— START Information supplied —
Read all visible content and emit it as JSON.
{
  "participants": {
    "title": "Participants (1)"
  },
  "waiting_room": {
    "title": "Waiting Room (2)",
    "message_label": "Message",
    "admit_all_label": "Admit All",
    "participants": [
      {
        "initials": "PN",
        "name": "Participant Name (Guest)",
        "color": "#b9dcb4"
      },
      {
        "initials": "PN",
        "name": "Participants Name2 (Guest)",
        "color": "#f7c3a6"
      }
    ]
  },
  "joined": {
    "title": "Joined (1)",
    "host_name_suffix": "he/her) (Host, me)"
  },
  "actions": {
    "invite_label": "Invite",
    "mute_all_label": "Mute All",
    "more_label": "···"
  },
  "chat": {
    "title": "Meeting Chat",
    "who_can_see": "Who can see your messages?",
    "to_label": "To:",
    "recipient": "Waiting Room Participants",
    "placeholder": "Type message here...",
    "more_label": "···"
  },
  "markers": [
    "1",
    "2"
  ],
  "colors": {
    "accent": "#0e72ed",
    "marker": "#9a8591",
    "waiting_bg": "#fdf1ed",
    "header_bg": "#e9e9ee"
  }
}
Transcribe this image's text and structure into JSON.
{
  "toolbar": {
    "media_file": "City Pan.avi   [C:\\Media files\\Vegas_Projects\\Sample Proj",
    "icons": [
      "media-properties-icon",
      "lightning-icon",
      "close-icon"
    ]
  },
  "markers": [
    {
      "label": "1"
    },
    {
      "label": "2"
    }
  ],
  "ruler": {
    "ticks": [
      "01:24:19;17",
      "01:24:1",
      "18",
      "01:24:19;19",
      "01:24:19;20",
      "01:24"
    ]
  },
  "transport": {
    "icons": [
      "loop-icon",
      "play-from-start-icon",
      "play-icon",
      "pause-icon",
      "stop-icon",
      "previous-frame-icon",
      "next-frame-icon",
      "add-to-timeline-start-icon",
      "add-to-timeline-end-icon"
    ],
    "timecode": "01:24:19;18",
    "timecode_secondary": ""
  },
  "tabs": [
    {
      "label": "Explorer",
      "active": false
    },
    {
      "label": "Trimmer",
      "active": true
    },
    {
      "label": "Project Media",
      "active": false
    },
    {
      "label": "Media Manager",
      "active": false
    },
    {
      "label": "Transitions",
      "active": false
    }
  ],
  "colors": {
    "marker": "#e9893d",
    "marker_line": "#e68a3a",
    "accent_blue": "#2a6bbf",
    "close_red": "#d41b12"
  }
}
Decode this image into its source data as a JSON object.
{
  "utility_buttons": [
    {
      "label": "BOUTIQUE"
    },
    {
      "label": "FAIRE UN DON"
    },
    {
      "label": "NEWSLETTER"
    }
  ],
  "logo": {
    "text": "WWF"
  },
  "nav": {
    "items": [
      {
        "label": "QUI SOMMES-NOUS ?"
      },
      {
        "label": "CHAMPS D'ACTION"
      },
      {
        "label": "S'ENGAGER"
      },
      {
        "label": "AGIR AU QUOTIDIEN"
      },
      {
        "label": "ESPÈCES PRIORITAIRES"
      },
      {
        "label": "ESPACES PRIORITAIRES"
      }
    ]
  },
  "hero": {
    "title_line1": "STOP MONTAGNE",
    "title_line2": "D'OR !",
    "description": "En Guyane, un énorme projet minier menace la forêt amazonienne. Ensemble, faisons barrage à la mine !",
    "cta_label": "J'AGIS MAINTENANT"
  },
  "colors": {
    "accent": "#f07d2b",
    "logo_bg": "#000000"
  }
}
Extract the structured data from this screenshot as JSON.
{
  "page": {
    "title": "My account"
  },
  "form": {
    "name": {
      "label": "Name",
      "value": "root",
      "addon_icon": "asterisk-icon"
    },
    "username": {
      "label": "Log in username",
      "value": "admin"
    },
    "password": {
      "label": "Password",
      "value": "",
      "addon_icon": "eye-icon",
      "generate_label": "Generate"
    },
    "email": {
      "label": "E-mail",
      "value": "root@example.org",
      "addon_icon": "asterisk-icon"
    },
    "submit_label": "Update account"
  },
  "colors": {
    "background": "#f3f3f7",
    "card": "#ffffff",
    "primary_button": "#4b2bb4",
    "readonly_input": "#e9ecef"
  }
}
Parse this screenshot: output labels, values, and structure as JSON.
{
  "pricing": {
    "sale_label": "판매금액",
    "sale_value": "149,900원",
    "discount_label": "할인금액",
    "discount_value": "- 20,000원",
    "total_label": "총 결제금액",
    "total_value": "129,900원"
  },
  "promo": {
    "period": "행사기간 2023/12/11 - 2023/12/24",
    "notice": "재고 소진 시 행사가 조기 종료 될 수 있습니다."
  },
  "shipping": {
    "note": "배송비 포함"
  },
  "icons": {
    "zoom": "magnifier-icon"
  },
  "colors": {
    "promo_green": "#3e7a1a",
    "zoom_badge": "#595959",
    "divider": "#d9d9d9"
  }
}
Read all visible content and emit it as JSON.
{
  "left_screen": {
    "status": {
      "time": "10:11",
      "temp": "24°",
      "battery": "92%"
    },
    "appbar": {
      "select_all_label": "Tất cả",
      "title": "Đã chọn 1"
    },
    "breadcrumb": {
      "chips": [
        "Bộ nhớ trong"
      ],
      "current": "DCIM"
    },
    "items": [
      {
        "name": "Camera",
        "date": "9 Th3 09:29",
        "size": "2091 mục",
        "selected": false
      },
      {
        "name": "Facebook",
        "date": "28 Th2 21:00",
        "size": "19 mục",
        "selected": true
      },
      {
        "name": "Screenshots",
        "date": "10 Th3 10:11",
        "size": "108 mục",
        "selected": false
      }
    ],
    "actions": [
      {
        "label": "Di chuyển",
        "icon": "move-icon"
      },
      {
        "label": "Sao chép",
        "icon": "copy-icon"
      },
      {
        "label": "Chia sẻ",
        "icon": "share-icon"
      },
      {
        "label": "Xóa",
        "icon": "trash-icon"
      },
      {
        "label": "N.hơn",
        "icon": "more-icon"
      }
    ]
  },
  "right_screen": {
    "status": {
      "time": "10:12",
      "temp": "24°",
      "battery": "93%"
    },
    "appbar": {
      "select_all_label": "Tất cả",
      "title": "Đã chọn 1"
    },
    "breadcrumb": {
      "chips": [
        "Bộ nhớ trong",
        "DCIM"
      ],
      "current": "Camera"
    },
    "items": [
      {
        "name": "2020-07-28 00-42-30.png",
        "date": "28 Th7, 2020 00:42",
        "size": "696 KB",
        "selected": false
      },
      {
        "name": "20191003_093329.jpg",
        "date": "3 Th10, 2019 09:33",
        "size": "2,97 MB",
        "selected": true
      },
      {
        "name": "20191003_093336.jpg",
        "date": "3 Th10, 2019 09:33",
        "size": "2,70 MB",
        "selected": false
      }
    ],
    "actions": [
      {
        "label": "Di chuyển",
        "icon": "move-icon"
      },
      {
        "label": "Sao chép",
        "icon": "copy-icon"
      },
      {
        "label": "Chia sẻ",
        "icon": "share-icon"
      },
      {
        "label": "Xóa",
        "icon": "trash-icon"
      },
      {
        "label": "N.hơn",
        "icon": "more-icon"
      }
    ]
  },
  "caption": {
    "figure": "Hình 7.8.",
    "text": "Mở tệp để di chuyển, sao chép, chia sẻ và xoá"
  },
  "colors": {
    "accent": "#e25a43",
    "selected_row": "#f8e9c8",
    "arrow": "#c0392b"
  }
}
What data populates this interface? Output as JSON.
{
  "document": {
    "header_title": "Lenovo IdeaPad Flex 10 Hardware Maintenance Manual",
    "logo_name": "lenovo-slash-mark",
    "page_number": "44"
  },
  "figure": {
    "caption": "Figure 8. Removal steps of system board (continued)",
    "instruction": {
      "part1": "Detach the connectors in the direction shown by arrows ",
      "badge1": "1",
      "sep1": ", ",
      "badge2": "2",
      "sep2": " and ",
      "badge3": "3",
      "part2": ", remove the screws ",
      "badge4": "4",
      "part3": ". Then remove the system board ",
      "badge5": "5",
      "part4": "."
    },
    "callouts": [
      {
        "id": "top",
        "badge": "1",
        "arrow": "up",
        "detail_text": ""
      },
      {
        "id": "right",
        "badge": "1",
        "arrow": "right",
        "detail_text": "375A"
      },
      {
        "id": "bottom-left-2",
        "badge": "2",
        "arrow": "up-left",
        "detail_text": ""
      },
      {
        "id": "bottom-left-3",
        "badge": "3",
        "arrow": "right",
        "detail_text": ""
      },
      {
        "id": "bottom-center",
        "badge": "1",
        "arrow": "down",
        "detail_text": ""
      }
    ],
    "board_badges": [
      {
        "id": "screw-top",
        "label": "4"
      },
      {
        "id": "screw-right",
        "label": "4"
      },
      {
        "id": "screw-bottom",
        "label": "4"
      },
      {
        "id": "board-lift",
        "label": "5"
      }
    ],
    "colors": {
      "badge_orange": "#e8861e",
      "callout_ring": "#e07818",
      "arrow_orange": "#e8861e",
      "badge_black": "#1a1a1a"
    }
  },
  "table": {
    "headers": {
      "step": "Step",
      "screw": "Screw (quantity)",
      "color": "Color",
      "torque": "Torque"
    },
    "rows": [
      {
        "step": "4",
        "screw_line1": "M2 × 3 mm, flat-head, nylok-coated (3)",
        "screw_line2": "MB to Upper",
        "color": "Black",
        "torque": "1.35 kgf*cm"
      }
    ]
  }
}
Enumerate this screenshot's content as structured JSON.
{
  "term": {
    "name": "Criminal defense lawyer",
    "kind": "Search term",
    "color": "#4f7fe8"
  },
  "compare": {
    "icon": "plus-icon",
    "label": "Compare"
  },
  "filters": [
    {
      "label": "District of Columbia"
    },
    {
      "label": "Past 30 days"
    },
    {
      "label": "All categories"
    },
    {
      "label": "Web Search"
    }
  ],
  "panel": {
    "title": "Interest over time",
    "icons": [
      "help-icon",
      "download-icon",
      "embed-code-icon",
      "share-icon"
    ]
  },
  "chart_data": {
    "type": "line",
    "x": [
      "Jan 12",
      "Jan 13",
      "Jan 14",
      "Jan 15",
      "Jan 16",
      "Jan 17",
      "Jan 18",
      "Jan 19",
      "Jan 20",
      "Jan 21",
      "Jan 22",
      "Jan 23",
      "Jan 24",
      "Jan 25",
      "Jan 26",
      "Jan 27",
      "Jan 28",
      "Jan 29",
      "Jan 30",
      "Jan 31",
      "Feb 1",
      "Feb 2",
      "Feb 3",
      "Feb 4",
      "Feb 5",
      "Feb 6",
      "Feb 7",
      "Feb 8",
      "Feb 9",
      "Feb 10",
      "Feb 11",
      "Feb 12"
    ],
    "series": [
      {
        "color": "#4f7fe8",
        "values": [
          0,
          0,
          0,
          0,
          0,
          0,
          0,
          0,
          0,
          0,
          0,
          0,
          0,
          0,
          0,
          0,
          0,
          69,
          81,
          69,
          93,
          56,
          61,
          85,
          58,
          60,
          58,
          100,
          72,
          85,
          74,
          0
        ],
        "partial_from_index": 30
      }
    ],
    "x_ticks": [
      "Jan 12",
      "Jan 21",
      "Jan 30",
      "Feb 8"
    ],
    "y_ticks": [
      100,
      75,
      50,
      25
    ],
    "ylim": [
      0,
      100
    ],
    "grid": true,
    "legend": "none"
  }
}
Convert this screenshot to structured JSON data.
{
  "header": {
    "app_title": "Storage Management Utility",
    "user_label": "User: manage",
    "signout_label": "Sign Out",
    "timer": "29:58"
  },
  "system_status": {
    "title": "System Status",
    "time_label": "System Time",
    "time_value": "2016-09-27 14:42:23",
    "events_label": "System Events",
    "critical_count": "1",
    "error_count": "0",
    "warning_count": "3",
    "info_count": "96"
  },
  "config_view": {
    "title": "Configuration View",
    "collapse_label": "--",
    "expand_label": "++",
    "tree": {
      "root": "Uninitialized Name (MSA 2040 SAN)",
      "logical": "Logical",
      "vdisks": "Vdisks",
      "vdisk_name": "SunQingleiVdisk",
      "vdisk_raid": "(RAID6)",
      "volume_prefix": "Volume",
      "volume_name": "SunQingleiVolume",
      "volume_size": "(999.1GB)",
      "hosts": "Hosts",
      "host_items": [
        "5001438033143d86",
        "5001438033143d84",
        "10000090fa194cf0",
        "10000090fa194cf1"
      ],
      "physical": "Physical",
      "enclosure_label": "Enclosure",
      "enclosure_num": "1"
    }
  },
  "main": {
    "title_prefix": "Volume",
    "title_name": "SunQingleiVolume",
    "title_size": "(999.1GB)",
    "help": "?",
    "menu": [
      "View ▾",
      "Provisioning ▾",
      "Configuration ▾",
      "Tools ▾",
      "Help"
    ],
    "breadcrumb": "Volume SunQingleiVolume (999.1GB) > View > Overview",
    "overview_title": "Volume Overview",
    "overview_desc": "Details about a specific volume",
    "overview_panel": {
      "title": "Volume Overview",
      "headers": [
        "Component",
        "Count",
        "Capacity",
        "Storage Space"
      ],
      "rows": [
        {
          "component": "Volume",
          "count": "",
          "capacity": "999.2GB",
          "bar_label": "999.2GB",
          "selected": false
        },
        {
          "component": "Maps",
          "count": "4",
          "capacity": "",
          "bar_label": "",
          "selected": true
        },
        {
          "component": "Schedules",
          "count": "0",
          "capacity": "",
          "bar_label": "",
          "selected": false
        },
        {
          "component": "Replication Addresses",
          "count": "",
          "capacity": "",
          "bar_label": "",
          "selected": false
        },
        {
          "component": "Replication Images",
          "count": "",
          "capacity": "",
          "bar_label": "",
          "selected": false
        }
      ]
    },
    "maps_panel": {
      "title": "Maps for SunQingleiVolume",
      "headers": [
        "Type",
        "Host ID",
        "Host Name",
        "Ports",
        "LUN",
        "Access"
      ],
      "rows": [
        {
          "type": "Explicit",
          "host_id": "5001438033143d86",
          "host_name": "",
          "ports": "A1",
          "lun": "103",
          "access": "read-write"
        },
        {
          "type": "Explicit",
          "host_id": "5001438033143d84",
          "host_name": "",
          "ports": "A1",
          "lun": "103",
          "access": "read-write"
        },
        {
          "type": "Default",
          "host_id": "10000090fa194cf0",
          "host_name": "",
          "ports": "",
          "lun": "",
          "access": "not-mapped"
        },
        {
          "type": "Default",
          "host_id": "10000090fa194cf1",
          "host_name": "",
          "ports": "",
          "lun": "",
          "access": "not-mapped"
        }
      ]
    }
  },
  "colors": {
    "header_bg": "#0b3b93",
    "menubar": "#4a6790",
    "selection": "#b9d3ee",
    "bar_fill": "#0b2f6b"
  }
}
— END Information supplied —
**What to do**
Pull every line containing the word "account" out of the material.

**Full response**
    "title": "My account"
    "submit_label": "Update account"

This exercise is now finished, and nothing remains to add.